> Exercise prompt: Without omitting anything, retype the data that follows.

•••••

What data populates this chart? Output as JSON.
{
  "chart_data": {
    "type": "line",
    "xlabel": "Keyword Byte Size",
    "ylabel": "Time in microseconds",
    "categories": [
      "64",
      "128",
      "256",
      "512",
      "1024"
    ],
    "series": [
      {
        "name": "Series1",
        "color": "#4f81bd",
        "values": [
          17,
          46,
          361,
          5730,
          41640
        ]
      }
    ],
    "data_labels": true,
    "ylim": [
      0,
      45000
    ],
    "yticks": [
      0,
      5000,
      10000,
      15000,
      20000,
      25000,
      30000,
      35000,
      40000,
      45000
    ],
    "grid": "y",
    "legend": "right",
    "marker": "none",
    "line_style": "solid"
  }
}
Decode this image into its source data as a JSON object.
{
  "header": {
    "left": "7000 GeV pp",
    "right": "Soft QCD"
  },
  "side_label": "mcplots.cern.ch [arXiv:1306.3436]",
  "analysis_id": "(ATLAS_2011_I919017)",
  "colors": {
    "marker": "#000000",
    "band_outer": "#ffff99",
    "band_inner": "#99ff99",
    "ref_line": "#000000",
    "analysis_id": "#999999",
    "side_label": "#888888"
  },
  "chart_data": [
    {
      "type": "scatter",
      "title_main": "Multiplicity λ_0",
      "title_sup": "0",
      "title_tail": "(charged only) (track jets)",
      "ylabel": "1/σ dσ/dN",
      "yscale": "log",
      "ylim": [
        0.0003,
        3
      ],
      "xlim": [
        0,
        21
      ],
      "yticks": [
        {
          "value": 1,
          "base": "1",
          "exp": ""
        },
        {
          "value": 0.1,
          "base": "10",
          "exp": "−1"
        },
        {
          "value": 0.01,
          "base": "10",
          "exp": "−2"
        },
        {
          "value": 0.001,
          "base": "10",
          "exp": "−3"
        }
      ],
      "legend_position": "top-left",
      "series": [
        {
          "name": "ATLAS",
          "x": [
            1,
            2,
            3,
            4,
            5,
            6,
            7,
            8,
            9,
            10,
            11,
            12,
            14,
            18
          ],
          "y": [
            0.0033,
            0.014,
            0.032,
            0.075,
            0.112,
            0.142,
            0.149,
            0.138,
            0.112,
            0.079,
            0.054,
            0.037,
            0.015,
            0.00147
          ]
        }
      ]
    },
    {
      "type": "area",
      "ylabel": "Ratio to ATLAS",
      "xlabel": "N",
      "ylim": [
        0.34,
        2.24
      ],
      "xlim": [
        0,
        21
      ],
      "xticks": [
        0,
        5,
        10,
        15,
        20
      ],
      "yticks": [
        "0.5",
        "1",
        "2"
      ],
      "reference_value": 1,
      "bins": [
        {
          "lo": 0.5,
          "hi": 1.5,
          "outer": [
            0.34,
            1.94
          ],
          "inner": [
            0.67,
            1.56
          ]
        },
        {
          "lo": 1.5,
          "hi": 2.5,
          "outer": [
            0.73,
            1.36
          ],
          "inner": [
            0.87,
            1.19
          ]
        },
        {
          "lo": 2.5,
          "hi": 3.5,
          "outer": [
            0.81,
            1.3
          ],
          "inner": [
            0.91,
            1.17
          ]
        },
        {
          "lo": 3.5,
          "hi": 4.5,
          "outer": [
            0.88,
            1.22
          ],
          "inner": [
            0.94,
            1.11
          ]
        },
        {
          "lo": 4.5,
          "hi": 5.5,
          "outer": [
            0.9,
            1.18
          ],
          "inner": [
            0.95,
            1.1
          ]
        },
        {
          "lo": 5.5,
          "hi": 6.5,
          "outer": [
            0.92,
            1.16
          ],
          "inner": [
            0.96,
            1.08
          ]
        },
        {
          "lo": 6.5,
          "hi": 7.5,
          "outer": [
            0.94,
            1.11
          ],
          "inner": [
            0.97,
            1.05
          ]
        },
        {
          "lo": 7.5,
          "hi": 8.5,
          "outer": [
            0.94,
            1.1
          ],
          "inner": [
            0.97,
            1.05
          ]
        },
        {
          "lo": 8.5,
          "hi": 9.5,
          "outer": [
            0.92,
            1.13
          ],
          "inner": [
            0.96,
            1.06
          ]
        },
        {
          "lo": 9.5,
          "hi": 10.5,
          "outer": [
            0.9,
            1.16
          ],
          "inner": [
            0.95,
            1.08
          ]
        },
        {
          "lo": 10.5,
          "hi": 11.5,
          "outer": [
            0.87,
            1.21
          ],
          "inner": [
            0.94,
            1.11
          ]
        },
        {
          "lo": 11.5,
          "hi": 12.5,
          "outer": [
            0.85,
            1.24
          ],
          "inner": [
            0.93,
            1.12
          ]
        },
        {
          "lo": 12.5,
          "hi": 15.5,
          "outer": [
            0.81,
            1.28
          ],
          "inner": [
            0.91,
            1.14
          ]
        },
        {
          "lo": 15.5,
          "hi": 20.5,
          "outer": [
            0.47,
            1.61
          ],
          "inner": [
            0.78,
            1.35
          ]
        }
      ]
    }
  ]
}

•••••

> Written answer:
What data populates this chart? Output as JSON.
{
  "chart_data": {
    "type": "line",
    "xlabel": "Keyword Byte Size",
    "ylabel": "Time in microseconds",
    "categories": [
      "64",
      "128",
      "256",
      "512",
      "1024"
    ],
    "series": [
      {
        "name": "Series1",
        "color": "#4f81bd",
        "values": [
          17,
          46,
          361,
          5730,
          41640
        ]
      }
    ],
    "data_labels": true,
    "ylim": [
      0,
      45000
    ],
    "yticks": [
      0,
      5000,
      10000,
      15000,
      20000,
      25000,
      30000,
      35000,
      40000,
      45000
    ],
    "grid": "y",
    "legend": "right",
    "marker": "none",
    "line_style": "solid"
  }
}
Decode this image into its source data as a JSON object.
{
  "header": {
    "left": "7000 GeV pp",
    "right": "Soft QCD"
  },
  "side_label": "mcplots.cern.ch [arXiv:1306.3436]",
  "analysis_id": "(ATLAS_2011_I919017)",
  "colors": {
    "marker": "#000000",
    "band_outer": "#ffff99",
    "band_inner": "#99ff99",
    "ref_line": "#000000",
    "analysis_id": "#999999",
    "side_label": "#888888"
  },
  "chart_data": [
    {
      "type": "scatter",
      "title_main": "Multiplicity λ_0",
      "title_sup": "0",
      "title_tail": "(charged only) (track jets)",
      "ylabel": "1/σ dσ/dN",
      "yscale": "log",
      "ylim": [
        0.0003,
        3
      ],
      "xlim": [
        0,
        21
      ],
      "yticks": [
        {
          "value": 1,
          "base": "1",
          "exp": ""
        },
        {
          "value": 0.1,
          "base": "10",
          "exp": "−1"
        },
        {
          "value": 0.01,
          "base": "10",
          "exp": "−2"
        },
        {
          "value": 0.001,
          "base": "10",
          "exp": "−3"
        }
      ],
      "legend_position": "top-left",
      "series": [
        {
          "name": "ATLAS",
          "x": [
            1,
            2,
            3,
            4,
            5,
            6,
            7,
            8,
            9,
            10,
            11,
            12,
            14,
            18
          ],
          "y": [
            0.0033,
            0.014,
            0.032,
            0.075,
            0.112,
            0.142,
            0.149,
            0.138,
            0.112,
            0.079,
            0.054,
            0.037,
            0.015,
            0.00147
          ]
        }
      ]
    },
    {
      "type": "area",
      "ylabel": "Ratio to ATLAS",
      "xlabel": "N",
      "ylim": [
        0.34,
        2.24
      ],
      "xlim": [
        0,
        21
      ],
      "xticks": [
        0,
        5,
        10,
        15,
        20
      ],
      "yticks": [
        "0.5",
        "1",
        "2"
      ],
      "reference_value": 1,
      "bins": [
        {
          "lo": 0.5,
          "hi": 1.5,
          "outer": [
            0.34,
            1.94
          ],
          "inner": [
            0.67,
            1.56
          ]
        },
        {
          "lo": 1.5,
          "hi": 2.5,
          "outer": [
            0.73,
            1.36
          ],
          "inner": [
            0.87,
            1.19
          ]
        },
        {
          "lo": 2.5,
          "hi": 3.5,
          "outer": [
            0.81,
            1.3
          ],
          "inner": [
            0.91,
            1.17
          ]
        },
        {
          "lo": 3.5,
          "hi": 4.5,
          "outer": [
            0.88,
            1.22
          ],
          "inner": [
            0.94,
            1.11
          ]
        },
        {
          "lo": 4.5,
          "hi": 5.5,
          "outer": [
            0.9,
            1.18
          ],
          "inner": [
            0.95,
            1.1
          ]
        },
        {
          "lo": 5.5,
          "hi": 6.5,
          "outer": [
            0.92,
            1.16
          ],
          "inner": [
            0.96,
            1.08
          ]
        },
        {
          "lo": 6.5,
          "hi": 7.5,
          "outer": [
            0.94,
            1.11
          ],
          "inner": [
            0.97,
            1.05
          ]
        },
        {
          "lo": 7.5,
          "hi": 8.5,
          "outer": [
            0.94,
            1.1
          ],
          "inner": [
            0.97,
            1.05
          ]
        },
        {
          "lo": 8.5,
          "hi": 9.5,
          "outer": [
            0.92,
            1.13
          ],
          "inner": [
            0.96,
            1.06
          ]
        },
        {
          "lo": 9.5,
          "hi": 10.5,
          "outer": [
            0.9,
            1.16
          ],
          "inner": [
            0.95,
            1.08
          ]
        },
        {
          "lo": 10.5,
          "hi": 11.5,
          "outer": [
            0.87,
            1.21
          ],
          "inner": [
            0.94,
            1.11
          ]
        },
        {
          "lo": 11.5,
          "hi": 12.5,
          "outer": [
            0.85,
            1.24
          ],
          "inner": [
            0.93,
            1.12
          ]
        },
        {
          "lo": 12.5,
          "hi": 15.5,
          "outer": [
            0.81,
            1.28
          ],
          "inner": [
            0.91,
            1.14
          ]
        },
        {
          "lo": 15.5,
          "hi": 20.5,
          "outer": [
            0.47,
            1.61
          ],
          "inner": [
            0.78,
            1.35
          ]
        }
      ]
    }
  ]
}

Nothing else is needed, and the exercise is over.